→ Task description: Write out the listing below without alteration, omitting its pictures.

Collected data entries
+===+

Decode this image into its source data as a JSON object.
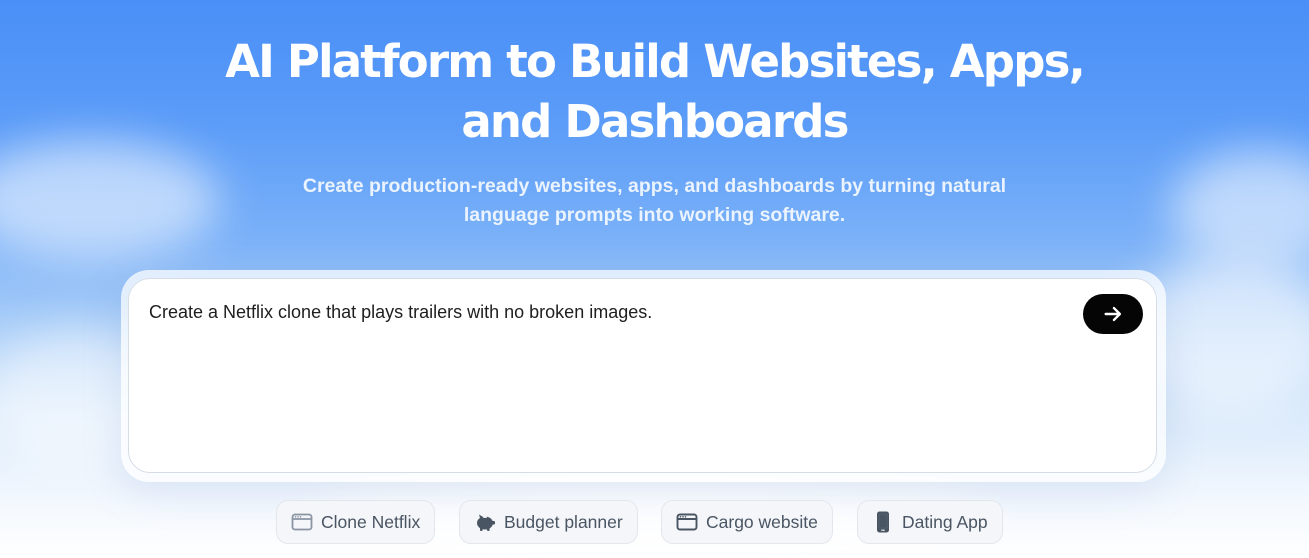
{
  "hero": {
    "title_line1": "AI Platform to Build Websites, Apps,",
    "title_line2": "and Dashboards",
    "subtitle_line1": "Create production-ready websites, apps, and dashboards by turning natural",
    "subtitle_line2": "language prompts into working software."
  },
  "prompt": {
    "value": "Create a Netflix clone that plays trailers with no broken images.",
    "send_icon": "arrow-right-icon"
  },
  "suggestions": [
    {
      "label": "Clone Netflix",
      "icon": "browser-window-icon"
    },
    {
      "label": "Budget planner",
      "icon": "piggy-bank-icon"
    },
    {
      "label": "Cargo website",
      "icon": "browser-window-icon"
    },
    {
      "label": "Dating App",
      "icon": "smartphone-icon"
    }
  ],
  "colors": {
    "sky_top": "#4a8ff7",
    "send_button": "#050505",
    "chip_text": "#4a5563"
  }
}
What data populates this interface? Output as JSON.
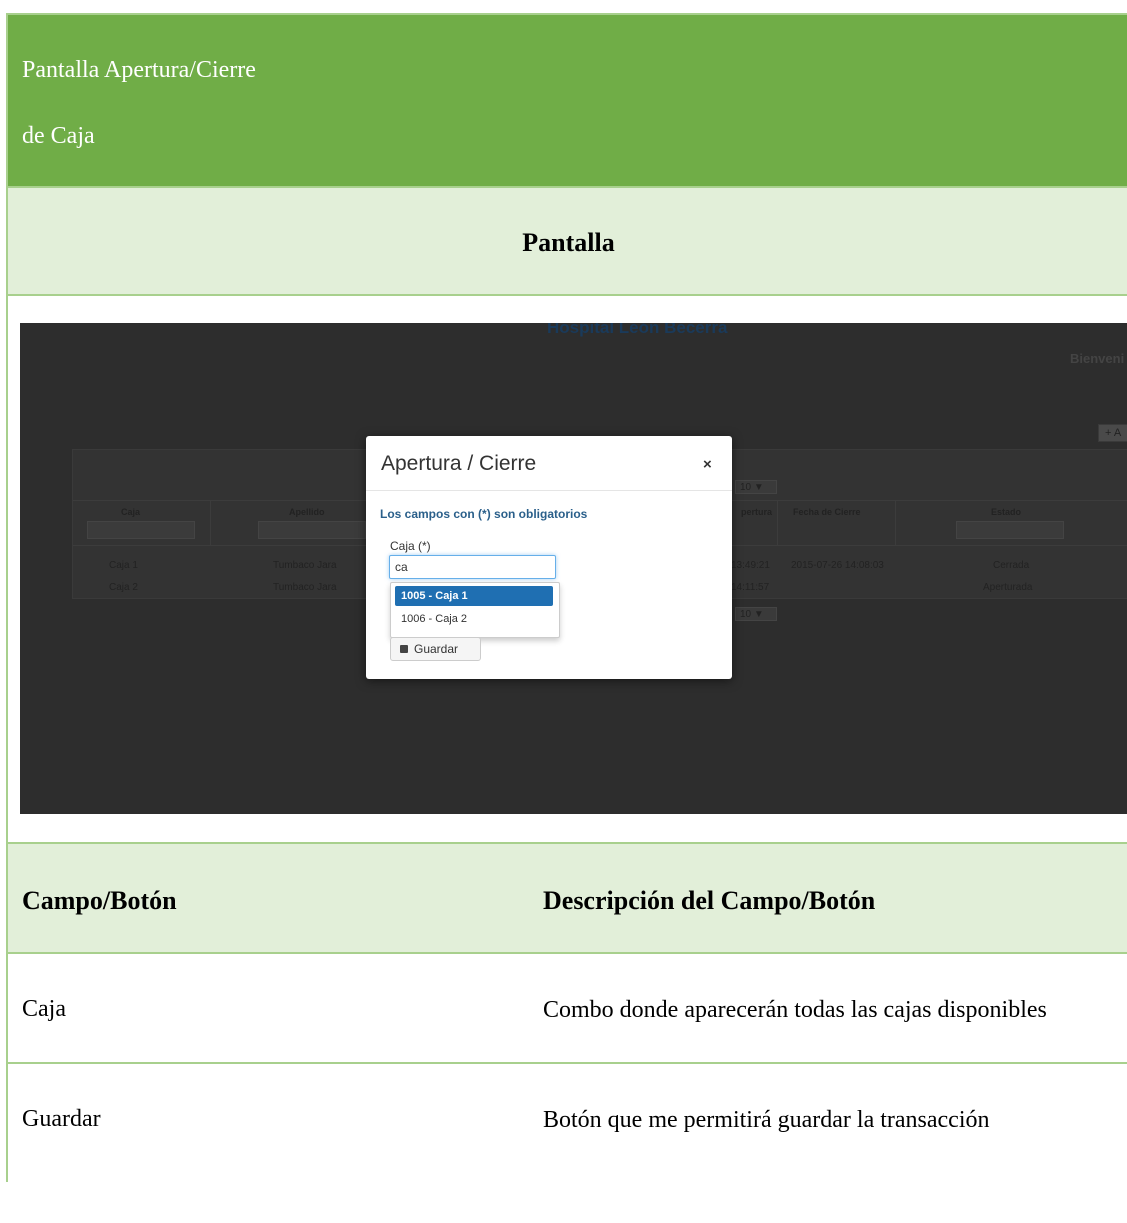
{
  "title": {
    "line1": "Pantalla Apertura/Cierre",
    "line2": "de Caja"
  },
  "section_header": "Pantalla",
  "app": {
    "hospital": "Hospital León Becerra",
    "welcome": "Bienveni",
    "add_button": "+ A",
    "pager_top": "10 ▼",
    "pager_bottom": "10 ▼",
    "columns": [
      "Caja",
      "Apellido",
      "pertura",
      "Fecha de Cierre",
      "Estado"
    ],
    "rows": [
      {
        "caja": "Caja 1",
        "apellido": "Tumbaco Jara",
        "apertura": "13:49:21",
        "cierre": "2015-07-26 14:08:03",
        "estado": "Cerrada"
      },
      {
        "caja": "Caja 2",
        "apellido": "Tumbaco Jara",
        "apertura": "14:11:57",
        "cierre": "",
        "estado": "Aperturada"
      }
    ],
    "modal": {
      "title": "Apertura / Cierre",
      "close": "×",
      "required_note": "Los campos con (*) son obligatorios",
      "field_label": "Caja (*)",
      "field_value": "ca",
      "options": [
        "1005 - Caja 1",
        "1006 - Caja 2"
      ],
      "save_label": "Guardar"
    }
  },
  "table_header": {
    "col1": "Campo/Botón",
    "col2": "Descripción del Campo/Botón"
  },
  "rows": [
    {
      "name": "Caja",
      "description": "Combo donde aparecerán todas las cajas disponibles"
    },
    {
      "name": "Guardar",
      "description": "Botón que me permitirá guardar la transacción"
    }
  ],
  "colors": {
    "title_bg": "#70ad47",
    "section_bg": "#e2efd9",
    "border": "#a8d08d"
  }
}
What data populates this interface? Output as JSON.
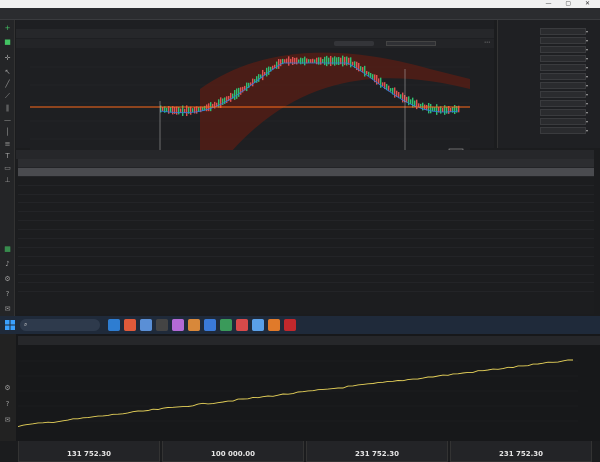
{
  "titlebar": {
    "window_controls": "— ▢ ✕"
  },
  "menubar": {
    "tabs": []
  },
  "chart": {
    "tabs": [],
    "price_ticks": [],
    "date_ticks": [],
    "indicator_color": "#2a7de1",
    "candle_up": "#2fbf71",
    "candle_down": "#e05252",
    "levelline_color": "#ff6a1a"
  },
  "params": [
    {
      "label": "",
      "value": ""
    },
    {
      "label": "",
      "value": ""
    },
    {
      "label": "",
      "value": ""
    },
    {
      "label": "",
      "value": ""
    },
    {
      "label": "",
      "value": ""
    },
    {
      "label": "",
      "value": ""
    },
    {
      "label": "",
      "value": ""
    },
    {
      "label": "",
      "value": ""
    },
    {
      "label": "",
      "value": ""
    },
    {
      "label": "",
      "value": ""
    },
    {
      "label": "",
      "value": ""
    },
    {
      "label": "",
      "value": ""
    }
  ],
  "results": {
    "tabs": [],
    "rows": [
      {
        "name": "",
        "all": "",
        "long": "",
        "short": ""
      },
      {
        "name": "",
        "all": "",
        "long": "",
        "short": ""
      },
      {
        "name": "",
        "all": "",
        "long": "",
        "short": ""
      },
      {
        "name": "",
        "all": "",
        "long": "",
        "short": ""
      },
      {
        "name": "",
        "all": "",
        "long": "",
        "short": ""
      },
      {
        "name": "",
        "all": "",
        "long": "",
        "short": ""
      },
      {
        "name": "",
        "all": "",
        "long": "",
        "short": ""
      },
      {
        "name": "",
        "all": "",
        "long": "",
        "short": ""
      },
      {
        "name": "",
        "all": "",
        "long": "",
        "short": ""
      },
      {
        "name": "",
        "all": "",
        "long": "",
        "short": ""
      },
      {
        "name": "",
        "all": "",
        "long": "",
        "short": ""
      },
      {
        "name": "",
        "all": "",
        "long": "",
        "short": ""
      },
      {
        "name": "",
        "all": "",
        "long": "",
        "short": ""
      },
      {
        "name": "",
        "all": "",
        "long": "",
        "short": ""
      },
      {
        "name": "",
        "all": "",
        "long": "",
        "short": ""
      }
    ],
    "totals": [
      {
        "label": "",
        "value": "131 752.30"
      },
      {
        "label": "",
        "value": "100 000.00"
      },
      {
        "label": "",
        "value": "231 752.30"
      },
      {
        "label": "",
        "value": "231 752.30"
      }
    ]
  },
  "taskbar": {
    "search_placeholder": "",
    "clock": ""
  },
  "bottom": {
    "tabs": [],
    "equity_color": "#e8d35a"
  }
}
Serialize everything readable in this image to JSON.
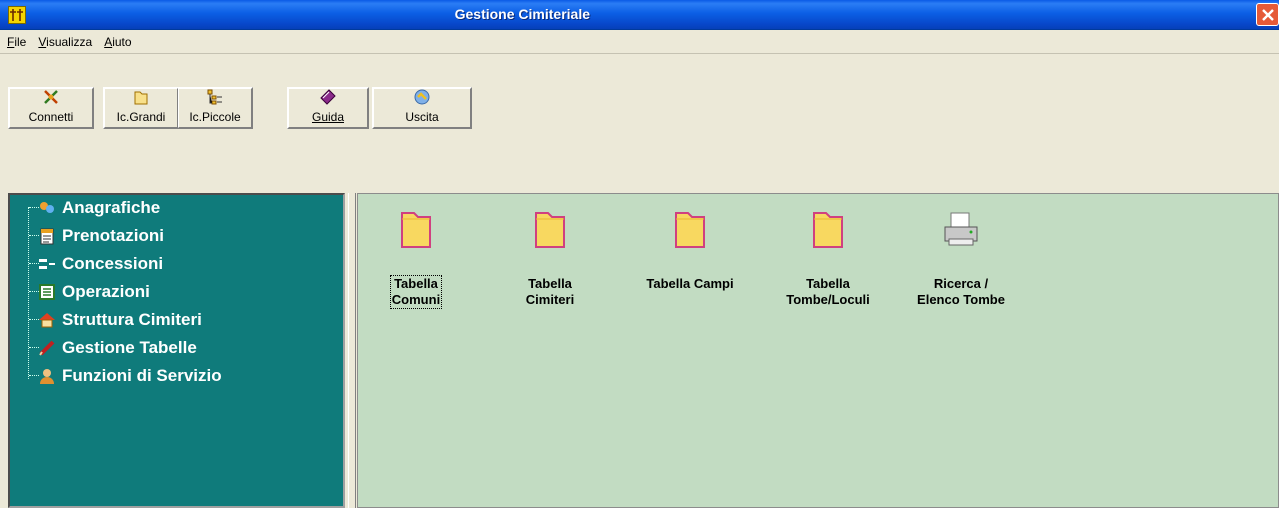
{
  "window": {
    "title": "Gestione Cimiteriale"
  },
  "menu": {
    "items": [
      {
        "label": "File",
        "accel": "F"
      },
      {
        "label": "Visualizza",
        "accel": "V"
      },
      {
        "label": "Aiuto",
        "accel": "A"
      }
    ]
  },
  "toolbar": {
    "buttons": [
      {
        "label": "Connetti",
        "icon": "connect-icon"
      },
      {
        "label": "Ic.Grandi",
        "icon": "large-icons-icon"
      },
      {
        "label": "Ic.Piccole",
        "icon": "small-icons-icon"
      },
      {
        "label": "Guida",
        "icon": "help-book-icon"
      },
      {
        "label": "Uscita",
        "icon": "exit-icon"
      }
    ]
  },
  "tree": {
    "items": [
      {
        "label": "Anagrafiche",
        "icon": "people-icon"
      },
      {
        "label": "Prenotazioni",
        "icon": "clipboard-icon"
      },
      {
        "label": "Concessioni",
        "icon": "hierarchy-icon"
      },
      {
        "label": "Operazioni",
        "icon": "list-icon"
      },
      {
        "label": "Struttura Cimiteri",
        "icon": "house-icon"
      },
      {
        "label": "Gestione Tabelle",
        "icon": "pencil-icon"
      },
      {
        "label": "Funzioni di Servizio",
        "icon": "service-icon"
      }
    ]
  },
  "panel": {
    "items": [
      {
        "label": "Tabella\nComuni",
        "icon": "folder-icon",
        "selected": true
      },
      {
        "label": "Tabella\nCimiteri",
        "icon": "folder-icon",
        "selected": false
      },
      {
        "label": "Tabella Campi",
        "icon": "folder-icon",
        "selected": false
      },
      {
        "label": "Tabella\nTombe/Loculi",
        "icon": "folder-icon",
        "selected": false
      },
      {
        "label": "Ricerca /\nElenco Tombe",
        "icon": "printer-icon",
        "selected": false
      }
    ]
  },
  "colors": {
    "tree_bg": "#0f7b7b",
    "panel_bg": "#c2dcc2",
    "titlebar": "#0c5fe5"
  }
}
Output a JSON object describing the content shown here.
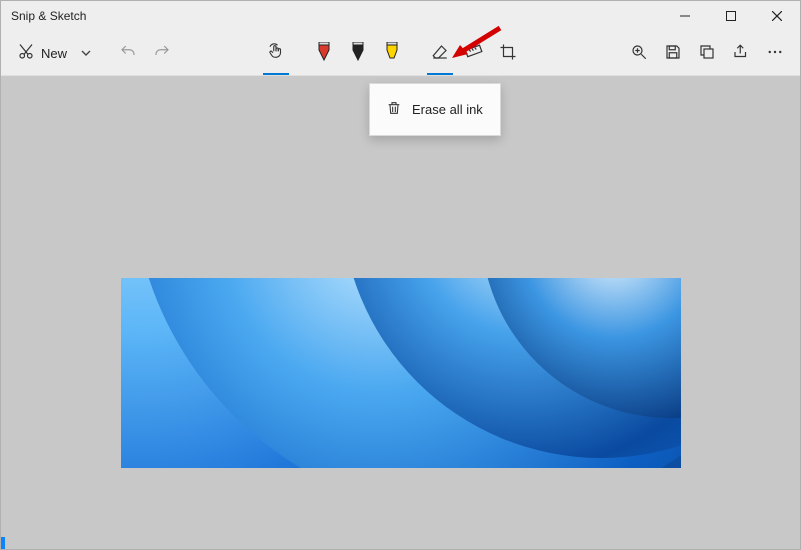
{
  "window": {
    "title": "Snip & Sketch"
  },
  "toolbar": {
    "new_label": "New",
    "touch_active": true,
    "eraser_active": true
  },
  "popup": {
    "erase_all_label": "Erase all ink"
  },
  "colors": {
    "accent": "#0078d4",
    "annotation_arrow": "#d40000"
  }
}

+===+

→ Solution for this task:
Decode this image into its source data as a JSON object.
{
  "hero": {
    "title_line1": "AI Platform to Build Websites, Apps,",
    "title_line2": "and Dashboards",
    "subtitle_line1": "Create production-ready websites, apps, and dashboards by turning natural",
    "subtitle_line2": "language prompts into working software."
  },
  "prompt": {
    "value": "Create a Netflix clone that plays trailers with no broken images.",
    "send_icon": "arrow-right-icon"
  },
  "suggestions": [
    {
      "label": "Clone Netflix",
      "icon": "browser-window-icon"
    },
    {
      "label": "Budget planner",
      "icon": "piggy-bank-icon"
    },
    {
      "label": "Cargo website",
      "icon": "browser-window-icon"
    },
    {
      "label": "Dating App",
      "icon": "smartphone-icon"
    }
  ],
  "colors": {
    "sky_top": "#4a8ff7",
    "send_button": "#050505",
    "chip_text": "#4a5563"
  }
}
What data populates this interface? Output as JSON.
{
  "title": {
    "line1": "Pantalla Apertura/Cierre",
    "line2": "de Caja"
  },
  "section_header": "Pantalla",
  "app": {
    "hospital": "Hospital León Becerra",
    "welcome": "Bienveni",
    "add_button": "+ A",
    "pager_top": "10 ▼",
    "pager_bottom": "10 ▼",
    "columns": [
      "Caja",
      "Apellido",
      "pertura",
      "Fecha de Cierre",
      "Estado"
    ],
    "rows": [
      {
        "caja": "Caja 1",
        "apellido": "Tumbaco Jara",
        "apertura": "13:49:21",
        "cierre": "2015-07-26 14:08:03",
        "estado": "Cerrada"
      },
      {
        "caja": "Caja 2",
        "apellido": "Tumbaco Jara",
        "apertura": "14:11:57",
        "cierre": "",
        "estado": "Aperturada"
      }
    ],
    "modal": {
      "title": "Apertura / Cierre",
      "close": "×",
      "required_note": "Los campos con (*) son obligatorios",
      "field_label": "Caja (*)",
      "field_value": "ca",
      "options": [
        "1005 - Caja 1",
        "1006 - Caja 2"
      ],
      "save_label": "Guardar"
    }
  },
  "table_header": {
    "col1": "Campo/Botón",
    "col2": "Descripción del Campo/Botón"
  },
  "rows": [
    {
      "name": "Caja",
      "description": "Combo donde aparecerán todas las cajas disponibles"
    },
    {
      "name": "Guardar",
      "description": "Botón que me permitirá guardar la transacción"
    }
  ],
  "colors": {
    "title_bg": "#70ad47",
    "section_bg": "#e2efd9",
    "border": "#a8d08d"
  }
}
What data populates this interface? Output as JSON.
{
  "titlebar": {
    "window_controls": "— ▢ ✕"
  },
  "menubar": {
    "tabs": []
  },
  "chart": {
    "tabs": [],
    "price_ticks": [],
    "date_ticks": [],
    "indicator_color": "#2a7de1",
    "candle_up": "#2fbf71",
    "candle_down": "#e05252",
    "levelline_color": "#ff6a1a"
  },
  "params": [
    {
      "label": "",
      "value": ""
    },
    {
      "label": "",
      "value": ""
    },
    {
      "label": "",
      "value": ""
    },
    {
      "label": "",
      "value": ""
    },
    {
      "label": "",
      "value": ""
    },
    {
      "label": "",
      "value": ""
    },
    {
      "label": "",
      "value": ""
    },
    {
      "label": "",
      "value": ""
    },
    {
      "label": "",
      "value": ""
    },
    {
      "label": "",
      "value": ""
    },
    {
      "label": "",
      "value": ""
    },
    {
      "label": "",
      "value": ""
    }
  ],
  "results": {
    "tabs": [],
    "rows": [
      {
        "name": "",
        "all": "",
        "long": "",
        "short": ""
      },
      {
        "name": "",
        "all": "",
        "long": "",
        "short": ""
      },
      {
        "name": "",
        "all": "",
        "long": "",
        "short": ""
      },
      {
        "name": "",
        "all": "",
        "long": "",
        "short": ""
      },
      {
        "name": "",
        "all": "",
        "long": "",
        "short": ""
      },
      {
        "name": "",
        "all": "",
        "long": "",
        "short": ""
      },
      {
        "name": "",
        "all": "",
        "long": "",
        "short": ""
      },
      {
        "name": "",
        "all": "",
        "long": "",
        "short": ""
      },
      {
        "name": "",
        "all": "",
        "long": "",
        "short": ""
      },
      {
        "name": "",
        "all": "",
        "long": "",
        "short": ""
      },
      {
        "name": "",
        "all": "",
        "long": "",
        "short": ""
      },
      {
        "name": "",
        "all": "",
        "long": "",
        "short": ""
      },
      {
        "name": "",
        "all": "",
        "long": "",
        "short": ""
      },
      {
        "name": "",
        "all": "",
        "long": "",
        "short": ""
      },
      {
        "name": "",
        "all": "",
        "long": "",
        "short": ""
      }
    ],
    "totals": [
      {
        "label": "",
        "value": "131 752.30"
      },
      {
        "label": "",
        "value": "100 000.00"
      },
      {
        "label": "",
        "value": "231 752.30"
      },
      {
        "label": "",
        "value": "231 752.30"
      }
    ]
  },
  "taskbar": {
    "search_placeholder": "",
    "clock": ""
  },
  "bottom": {
    "tabs": [],
    "equity_color": "#e8d35a"
  }
}
Serialize everything readable in this image to JSON.
{
  "window": {
    "title": "Gestione Cimiteriale"
  },
  "menu": {
    "items": [
      {
        "label": "File",
        "accel": "F"
      },
      {
        "label": "Visualizza",
        "accel": "V"
      },
      {
        "label": "Aiuto",
        "accel": "A"
      }
    ]
  },
  "toolbar": {
    "buttons": [
      {
        "label": "Connetti",
        "icon": "connect-icon"
      },
      {
        "label": "Ic.Grandi",
        "icon": "large-icons-icon"
      },
      {
        "label": "Ic.Piccole",
        "icon": "small-icons-icon"
      },
      {
        "label": "Guida",
        "icon": "help-book-icon"
      },
      {
        "label": "Uscita",
        "icon": "exit-icon"
      }
    ]
  },
  "tree": {
    "items": [
      {
        "label": "Anagrafiche",
        "icon": "people-icon"
      },
      {
        "label": "Prenotazioni",
        "icon": "clipboard-icon"
      },
      {
        "label": "Concessioni",
        "icon": "hierarchy-icon"
      },
      {
        "label": "Operazioni",
        "icon": "list-icon"
      },
      {
        "label": "Struttura Cimiteri",
        "icon": "house-icon"
      },
      {
        "label": "Gestione Tabelle",
        "icon": "pencil-icon"
      },
      {
        "label": "Funzioni di Servizio",
        "icon": "service-icon"
      }
    ]
  },
  "panel": {
    "items": [
      {
        "label": "Tabella\nComuni",
        "icon": "folder-icon",
        "selected": true
      },
      {
        "label": "Tabella\nCimiteri",
        "icon": "folder-icon",
        "selected": false
      },
      {
        "label": "Tabella Campi",
        "icon": "folder-icon",
        "selected": false
      },
      {
        "label": "Tabella\nTombe/Loculi",
        "icon": "folder-icon",
        "selected": false
      },
      {
        "label": "Ricerca /\nElenco Tombe",
        "icon": "printer-icon",
        "selected": false
      }
    ]
  },
  "colors": {
    "tree_bg": "#0f7b7b",
    "panel_bg": "#c2dcc2",
    "titlebar": "#0c5fe5"
  }
}
Output a JSON object describing the content shown here.
{
  "window": {
    "title": "Snip & Sketch"
  },
  "toolbar": {
    "new_label": "New",
    "touch_active": true,
    "eraser_active": true
  },
  "popup": {
    "erase_all_label": "Erase all ink"
  },
  "colors": {
    "accent": "#0078d4",
    "annotation_arrow": "#d40000"
  }
}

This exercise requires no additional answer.